**The data**
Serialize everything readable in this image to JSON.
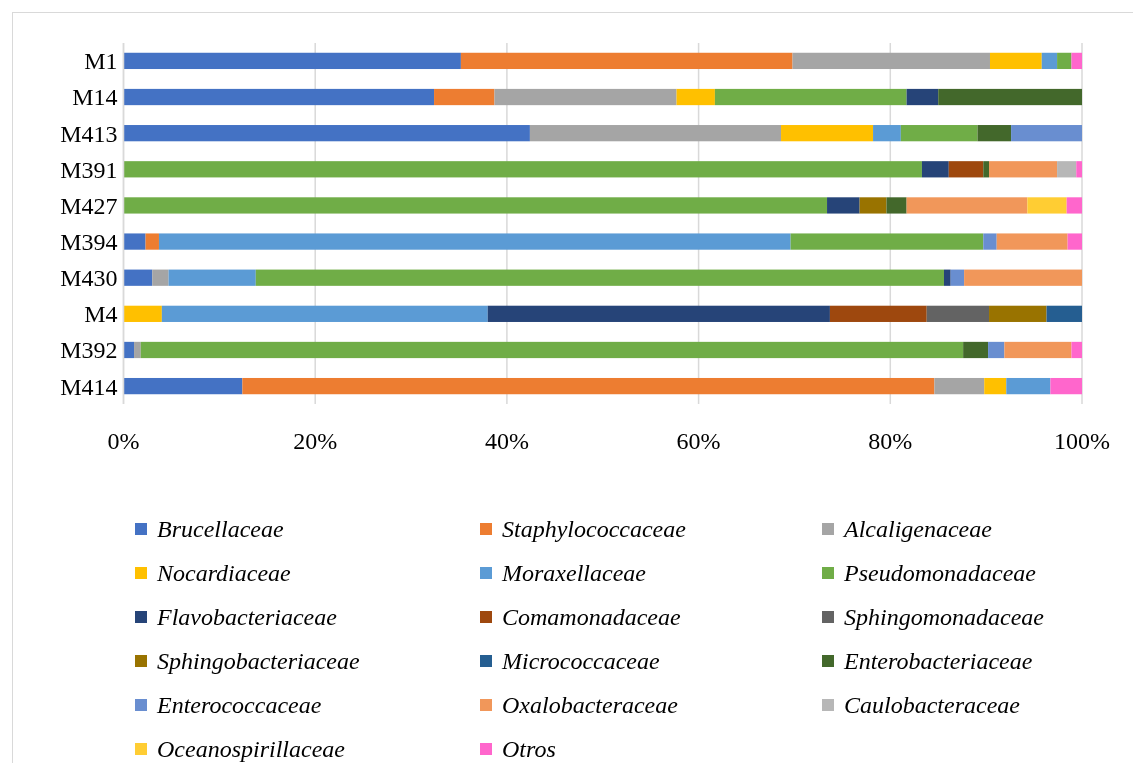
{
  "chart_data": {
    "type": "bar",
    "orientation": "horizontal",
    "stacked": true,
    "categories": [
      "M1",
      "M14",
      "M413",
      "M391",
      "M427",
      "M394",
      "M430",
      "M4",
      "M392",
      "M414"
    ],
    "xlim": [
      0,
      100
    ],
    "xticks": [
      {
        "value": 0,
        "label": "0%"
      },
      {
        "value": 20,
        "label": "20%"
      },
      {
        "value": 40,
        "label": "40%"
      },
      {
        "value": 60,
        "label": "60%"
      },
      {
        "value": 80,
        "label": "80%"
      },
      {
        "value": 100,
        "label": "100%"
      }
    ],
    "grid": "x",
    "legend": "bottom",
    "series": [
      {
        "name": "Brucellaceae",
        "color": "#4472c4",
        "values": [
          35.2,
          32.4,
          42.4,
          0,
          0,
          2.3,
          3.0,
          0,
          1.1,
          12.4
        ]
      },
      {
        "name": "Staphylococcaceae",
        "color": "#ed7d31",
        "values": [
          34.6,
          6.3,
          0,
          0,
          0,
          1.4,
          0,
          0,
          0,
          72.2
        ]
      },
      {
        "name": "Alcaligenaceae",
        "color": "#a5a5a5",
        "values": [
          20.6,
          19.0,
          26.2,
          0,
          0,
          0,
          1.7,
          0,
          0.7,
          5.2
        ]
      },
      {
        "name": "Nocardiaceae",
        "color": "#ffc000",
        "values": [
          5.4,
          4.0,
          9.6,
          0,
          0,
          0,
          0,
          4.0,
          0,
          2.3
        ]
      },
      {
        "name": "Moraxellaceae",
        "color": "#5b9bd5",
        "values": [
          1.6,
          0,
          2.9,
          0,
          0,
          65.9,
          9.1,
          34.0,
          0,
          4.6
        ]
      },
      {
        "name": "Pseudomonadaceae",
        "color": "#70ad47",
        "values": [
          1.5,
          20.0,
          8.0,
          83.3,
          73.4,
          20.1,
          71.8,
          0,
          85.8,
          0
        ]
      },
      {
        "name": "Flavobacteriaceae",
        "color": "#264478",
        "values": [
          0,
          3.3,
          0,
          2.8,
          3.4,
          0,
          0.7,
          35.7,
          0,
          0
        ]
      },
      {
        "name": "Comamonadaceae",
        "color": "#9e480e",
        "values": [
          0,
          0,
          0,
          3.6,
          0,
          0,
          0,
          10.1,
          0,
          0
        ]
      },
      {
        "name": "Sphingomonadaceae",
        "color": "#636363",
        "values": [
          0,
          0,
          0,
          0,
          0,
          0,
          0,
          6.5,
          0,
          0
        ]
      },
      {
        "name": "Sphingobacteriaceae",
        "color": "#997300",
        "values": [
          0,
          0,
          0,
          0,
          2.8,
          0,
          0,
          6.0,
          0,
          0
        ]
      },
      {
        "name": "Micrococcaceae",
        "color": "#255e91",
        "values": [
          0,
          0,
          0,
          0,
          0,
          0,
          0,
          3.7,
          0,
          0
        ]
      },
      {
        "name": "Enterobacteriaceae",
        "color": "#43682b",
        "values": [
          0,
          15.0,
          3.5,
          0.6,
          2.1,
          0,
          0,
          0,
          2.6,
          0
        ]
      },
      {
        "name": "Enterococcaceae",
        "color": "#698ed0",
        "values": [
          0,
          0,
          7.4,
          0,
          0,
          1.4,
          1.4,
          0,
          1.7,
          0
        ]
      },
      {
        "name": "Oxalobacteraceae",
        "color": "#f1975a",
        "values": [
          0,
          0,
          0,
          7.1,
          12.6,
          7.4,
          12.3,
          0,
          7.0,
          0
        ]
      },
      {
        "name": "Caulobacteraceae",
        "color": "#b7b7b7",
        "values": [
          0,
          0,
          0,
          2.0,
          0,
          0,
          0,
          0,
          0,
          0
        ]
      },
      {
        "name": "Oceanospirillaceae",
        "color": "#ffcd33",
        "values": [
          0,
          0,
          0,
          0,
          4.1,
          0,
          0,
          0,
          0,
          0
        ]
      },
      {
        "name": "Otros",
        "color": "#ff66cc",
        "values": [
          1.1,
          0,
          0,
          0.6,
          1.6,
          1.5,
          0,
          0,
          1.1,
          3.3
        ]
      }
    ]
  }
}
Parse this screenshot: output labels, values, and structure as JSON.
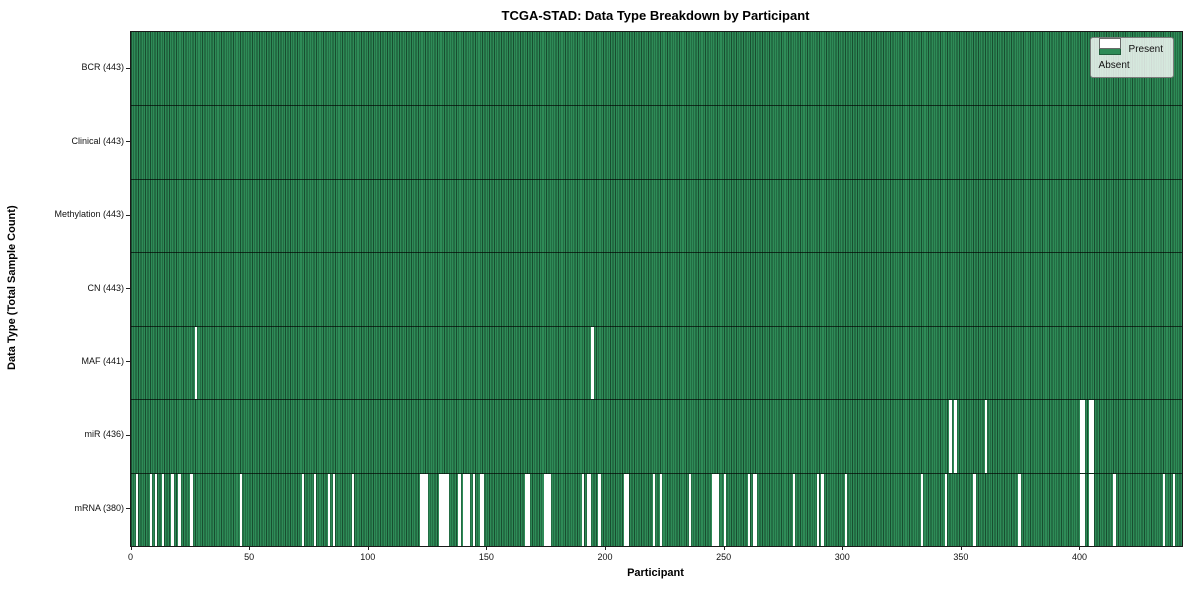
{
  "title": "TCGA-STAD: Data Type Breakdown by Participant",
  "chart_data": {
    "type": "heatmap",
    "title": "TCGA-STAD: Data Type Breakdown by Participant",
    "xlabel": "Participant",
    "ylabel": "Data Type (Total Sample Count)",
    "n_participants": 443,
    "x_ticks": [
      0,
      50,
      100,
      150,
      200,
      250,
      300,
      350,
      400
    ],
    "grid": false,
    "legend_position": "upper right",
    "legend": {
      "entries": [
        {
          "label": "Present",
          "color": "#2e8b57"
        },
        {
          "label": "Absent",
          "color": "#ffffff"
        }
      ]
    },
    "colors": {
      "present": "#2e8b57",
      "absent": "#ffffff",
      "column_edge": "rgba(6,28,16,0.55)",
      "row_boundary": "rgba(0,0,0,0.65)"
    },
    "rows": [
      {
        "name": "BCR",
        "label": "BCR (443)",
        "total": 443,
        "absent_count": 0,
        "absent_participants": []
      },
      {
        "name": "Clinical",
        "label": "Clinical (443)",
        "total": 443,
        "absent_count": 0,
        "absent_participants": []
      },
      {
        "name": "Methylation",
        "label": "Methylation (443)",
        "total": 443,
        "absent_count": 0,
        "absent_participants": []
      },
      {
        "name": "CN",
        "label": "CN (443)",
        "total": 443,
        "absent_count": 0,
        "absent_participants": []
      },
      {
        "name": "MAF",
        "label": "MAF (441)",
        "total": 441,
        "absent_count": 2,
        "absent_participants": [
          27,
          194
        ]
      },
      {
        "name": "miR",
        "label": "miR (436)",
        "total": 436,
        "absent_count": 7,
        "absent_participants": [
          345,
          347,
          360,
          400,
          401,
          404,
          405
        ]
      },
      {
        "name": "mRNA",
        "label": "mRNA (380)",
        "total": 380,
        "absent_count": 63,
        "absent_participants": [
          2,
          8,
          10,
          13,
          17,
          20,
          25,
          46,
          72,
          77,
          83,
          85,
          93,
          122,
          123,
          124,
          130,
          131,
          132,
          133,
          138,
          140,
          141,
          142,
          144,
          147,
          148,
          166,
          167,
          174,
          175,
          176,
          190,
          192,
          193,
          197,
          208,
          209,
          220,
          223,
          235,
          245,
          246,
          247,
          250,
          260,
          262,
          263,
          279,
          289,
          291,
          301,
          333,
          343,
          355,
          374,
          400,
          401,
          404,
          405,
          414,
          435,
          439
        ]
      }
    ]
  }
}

**Directions**
Looking over the records, find each line with the word "this" and copy it.

**Task output**
Serialize everything readable in this image to JSON.
Parse this screenshot: output labels, values, and structure as JSON.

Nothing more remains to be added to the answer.